■ Exercise: An exact copy of every record is needed.

■ Exercise material:
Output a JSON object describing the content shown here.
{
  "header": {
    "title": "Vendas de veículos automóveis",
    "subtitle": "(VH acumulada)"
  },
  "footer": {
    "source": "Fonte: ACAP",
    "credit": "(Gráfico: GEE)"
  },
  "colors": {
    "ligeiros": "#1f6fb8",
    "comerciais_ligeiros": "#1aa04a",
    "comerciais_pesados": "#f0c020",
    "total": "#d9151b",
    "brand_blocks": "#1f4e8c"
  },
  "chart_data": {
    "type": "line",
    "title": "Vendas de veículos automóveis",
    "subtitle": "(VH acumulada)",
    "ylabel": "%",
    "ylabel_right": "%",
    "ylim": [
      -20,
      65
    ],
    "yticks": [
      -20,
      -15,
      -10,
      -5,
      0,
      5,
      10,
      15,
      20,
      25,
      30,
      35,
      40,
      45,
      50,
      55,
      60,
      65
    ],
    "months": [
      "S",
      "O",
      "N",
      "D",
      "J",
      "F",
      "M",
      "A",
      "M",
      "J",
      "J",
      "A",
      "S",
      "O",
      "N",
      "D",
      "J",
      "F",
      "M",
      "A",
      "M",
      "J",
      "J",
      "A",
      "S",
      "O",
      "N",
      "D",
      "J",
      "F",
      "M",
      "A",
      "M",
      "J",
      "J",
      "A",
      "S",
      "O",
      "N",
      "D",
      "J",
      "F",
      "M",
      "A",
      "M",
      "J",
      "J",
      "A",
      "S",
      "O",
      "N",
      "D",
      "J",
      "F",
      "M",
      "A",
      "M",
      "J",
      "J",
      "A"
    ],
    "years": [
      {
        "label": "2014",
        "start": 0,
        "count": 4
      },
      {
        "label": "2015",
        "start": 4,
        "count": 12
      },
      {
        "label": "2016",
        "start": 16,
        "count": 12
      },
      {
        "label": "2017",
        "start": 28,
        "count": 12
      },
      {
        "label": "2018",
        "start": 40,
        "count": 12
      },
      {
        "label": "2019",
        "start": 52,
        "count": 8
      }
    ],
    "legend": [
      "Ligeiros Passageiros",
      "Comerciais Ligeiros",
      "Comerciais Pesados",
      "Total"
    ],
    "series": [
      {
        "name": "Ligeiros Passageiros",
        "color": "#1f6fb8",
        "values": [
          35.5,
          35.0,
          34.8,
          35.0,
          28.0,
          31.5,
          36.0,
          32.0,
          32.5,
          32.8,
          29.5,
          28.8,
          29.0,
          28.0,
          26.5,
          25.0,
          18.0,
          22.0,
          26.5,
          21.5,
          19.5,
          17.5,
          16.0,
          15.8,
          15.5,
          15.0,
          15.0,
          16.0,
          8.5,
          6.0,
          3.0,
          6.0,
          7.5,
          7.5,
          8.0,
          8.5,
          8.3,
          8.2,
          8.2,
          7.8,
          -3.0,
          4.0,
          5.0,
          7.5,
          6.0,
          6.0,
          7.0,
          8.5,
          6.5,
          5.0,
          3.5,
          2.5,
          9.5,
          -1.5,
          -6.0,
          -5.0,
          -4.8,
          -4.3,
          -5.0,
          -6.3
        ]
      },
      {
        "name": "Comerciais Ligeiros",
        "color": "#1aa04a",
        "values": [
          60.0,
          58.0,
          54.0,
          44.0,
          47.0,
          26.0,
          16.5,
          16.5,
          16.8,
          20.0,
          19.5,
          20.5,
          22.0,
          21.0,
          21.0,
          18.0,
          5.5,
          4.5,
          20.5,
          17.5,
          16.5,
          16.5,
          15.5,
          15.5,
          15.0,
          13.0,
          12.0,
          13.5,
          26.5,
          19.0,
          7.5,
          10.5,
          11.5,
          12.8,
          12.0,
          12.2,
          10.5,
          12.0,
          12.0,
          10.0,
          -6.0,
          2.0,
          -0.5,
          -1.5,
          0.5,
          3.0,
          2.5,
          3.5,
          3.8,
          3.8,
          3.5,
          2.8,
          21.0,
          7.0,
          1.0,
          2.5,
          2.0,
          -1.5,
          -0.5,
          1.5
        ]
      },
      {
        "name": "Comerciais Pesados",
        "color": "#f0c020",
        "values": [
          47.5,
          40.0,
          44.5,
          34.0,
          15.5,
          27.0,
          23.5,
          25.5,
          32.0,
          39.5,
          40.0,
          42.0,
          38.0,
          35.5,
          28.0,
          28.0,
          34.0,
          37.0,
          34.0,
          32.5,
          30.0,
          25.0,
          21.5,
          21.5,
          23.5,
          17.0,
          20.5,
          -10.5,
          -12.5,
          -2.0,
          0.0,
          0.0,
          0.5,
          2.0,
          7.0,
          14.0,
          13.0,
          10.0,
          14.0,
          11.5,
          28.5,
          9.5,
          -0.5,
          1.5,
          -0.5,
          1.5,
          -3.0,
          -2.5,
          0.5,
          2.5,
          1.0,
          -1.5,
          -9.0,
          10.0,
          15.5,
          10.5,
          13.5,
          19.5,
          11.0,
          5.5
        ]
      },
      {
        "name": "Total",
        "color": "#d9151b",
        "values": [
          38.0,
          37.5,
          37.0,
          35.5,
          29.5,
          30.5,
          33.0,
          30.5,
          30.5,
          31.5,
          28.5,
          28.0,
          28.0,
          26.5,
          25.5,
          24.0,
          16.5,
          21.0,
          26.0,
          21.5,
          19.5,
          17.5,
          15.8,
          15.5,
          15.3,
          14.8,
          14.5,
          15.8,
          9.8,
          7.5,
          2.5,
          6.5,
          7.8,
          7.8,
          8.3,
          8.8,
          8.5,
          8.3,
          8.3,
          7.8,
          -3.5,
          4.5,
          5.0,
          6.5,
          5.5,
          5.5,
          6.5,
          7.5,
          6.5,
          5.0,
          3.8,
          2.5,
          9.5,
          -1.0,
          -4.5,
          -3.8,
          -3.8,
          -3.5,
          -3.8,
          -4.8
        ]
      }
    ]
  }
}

■ Solution:
Output a JSON object describing the content shown here.
{
  "header": {
    "title": "Vendas de veículos automóveis",
    "subtitle": "(VH acumulada)"
  },
  "footer": {
    "source": "Fonte: ACAP",
    "credit": "(Gráfico: GEE)"
  },
  "colors": {
    "ligeiros": "#1f6fb8",
    "comerciais_ligeiros": "#1aa04a",
    "comerciais_pesados": "#f0c020",
    "total": "#d9151b",
    "brand_blocks": "#1f4e8c"
  },
  "chart_data": {
    "type": "line",
    "title": "Vendas de veículos automóveis",
    "subtitle": "(VH acumulada)",
    "ylabel": "%",
    "ylabel_right": "%",
    "ylim": [
      -20,
      65
    ],
    "yticks": [
      -20,
      -15,
      -10,
      -5,
      0,
      5,
      10,
      15,
      20,
      25,
      30,
      35,
      40,
      45,
      50,
      55,
      60,
      65
    ],
    "months": [
      "S",
      "O",
      "N",
      "D",
      "J",
      "F",
      "M",
      "A",
      "M",
      "J",
      "J",
      "A",
      "S",
      "O",
      "N",
      "D",
      "J",
      "F",
      "M",
      "A",
      "M",
      "J",
      "J",
      "A",
      "S",
      "O",
      "N",
      "D",
      "J",
      "F",
      "M",
      "A",
      "M",
      "J",
      "J",
      "A",
      "S",
      "O",
      "N",
      "D",
      "J",
      "F",
      "M",
      "A",
      "M",
      "J",
      "J",
      "A",
      "S",
      "O",
      "N",
      "D",
      "J",
      "F",
      "M",
      "A",
      "M",
      "J",
      "J",
      "A"
    ],
    "years": [
      {
        "label": "2014",
        "start": 0,
        "count": 4
      },
      {
        "label": "2015",
        "start": 4,
        "count": 12
      },
      {
        "label": "2016",
        "start": 16,
        "count": 12
      },
      {
        "label": "2017",
        "start": 28,
        "count": 12
      },
      {
        "label": "2018",
        "start": 40,
        "count": 12
      },
      {
        "label": "2019",
        "start": 52,
        "count": 8
      }
    ],
    "legend": [
      "Ligeiros Passageiros",
      "Comerciais Ligeiros",
      "Comerciais Pesados",
      "Total"
    ],
    "series": [
      {
        "name": "Ligeiros Passageiros",
        "color": "#1f6fb8",
        "values": [
          35.5,
          35.0,
          34.8,
          35.0,
          28.0,
          31.5,
          36.0,
          32.0,
          32.5,
          32.8,
          29.5,
          28.8,
          29.0,
          28.0,
          26.5,
          25.0,
          18.0,
          22.0,
          26.5,
          21.5,
          19.5,
          17.5,
          16.0,
          15.8,
          15.5,
          15.0,
          15.0,
          16.0,
          8.5,
          6.0,
          3.0,
          6.0,
          7.5,
          7.5,
          8.0,
          8.5,
          8.3,
          8.2,
          8.2,
          7.8,
          -3.0,
          4.0,
          5.0,
          7.5,
          6.0,
          6.0,
          7.0,
          8.5,
          6.5,
          5.0,
          3.5,
          2.5,
          9.5,
          -1.5,
          -6.0,
          -5.0,
          -4.8,
          -4.3,
          -5.0,
          -6.3
        ]
      },
      {
        "name": "Comerciais Ligeiros",
        "color": "#1aa04a",
        "values": [
          60.0,
          58.0,
          54.0,
          44.0,
          47.0,
          26.0,
          16.5,
          16.5,
          16.8,
          20.0,
          19.5,
          20.5,
          22.0,
          21.0,
          21.0,
          18.0,
          5.5,
          4.5,
          20.5,
          17.5,
          16.5,
          16.5,
          15.5,
          15.5,
          15.0,
          13.0,
          12.0,
          13.5,
          26.5,
          19.0,
          7.5,
          10.5,
          11.5,
          12.8,
          12.0,
          12.2,
          10.5,
          12.0,
          12.0,
          10.0,
          -6.0,
          2.0,
          -0.5,
          -1.5,
          0.5,
          3.0,
          2.5,
          3.5,
          3.8,
          3.8,
          3.5,
          2.8,
          21.0,
          7.0,
          1.0,
          2.5,
          2.0,
          -1.5,
          -0.5,
          1.5
        ]
      },
      {
        "name": "Comerciais Pesados",
        "color": "#f0c020",
        "values": [
          47.5,
          40.0,
          44.5,
          34.0,
          15.5,
          27.0,
          23.5,
          25.5,
          32.0,
          39.5,
          40.0,
          42.0,
          38.0,
          35.5,
          28.0,
          28.0,
          34.0,
          37.0,
          34.0,
          32.5,
          30.0,
          25.0,
          21.5,
          21.5,
          23.5,
          17.0,
          20.5,
          -10.5,
          -12.5,
          -2.0,
          0.0,
          0.0,
          0.5,
          2.0,
          7.0,
          14.0,
          13.0,
          10.0,
          14.0,
          11.5,
          28.5,
          9.5,
          -0.5,
          1.5,
          -0.5,
          1.5,
          -3.0,
          -2.5,
          0.5,
          2.5,
          1.0,
          -1.5,
          -9.0,
          10.0,
          15.5,
          10.5,
          13.5,
          19.5,
          11.0,
          5.5
        ]
      },
      {
        "name": "Total",
        "color": "#d9151b",
        "values": [
          38.0,
          37.5,
          37.0,
          35.5,
          29.5,
          30.5,
          33.0,
          30.5,
          30.5,
          31.5,
          28.5,
          28.0,
          28.0,
          26.5,
          25.5,
          24.0,
          16.5,
          21.0,
          26.0,
          21.5,
          19.5,
          17.5,
          15.8,
          15.5,
          15.3,
          14.8,
          14.5,
          15.8,
          9.8,
          7.5,
          2.5,
          6.5,
          7.8,
          7.8,
          8.3,
          8.8,
          8.5,
          8.3,
          8.3,
          7.8,
          -3.5,
          4.5,
          5.0,
          6.5,
          5.5,
          5.5,
          6.5,
          7.5,
          6.5,
          5.0,
          3.8,
          2.5,
          9.5,
          -1.0,
          -4.5,
          -3.8,
          -3.8,
          -3.5,
          -3.8,
          -4.8
        ]
      }
    ]
  }
}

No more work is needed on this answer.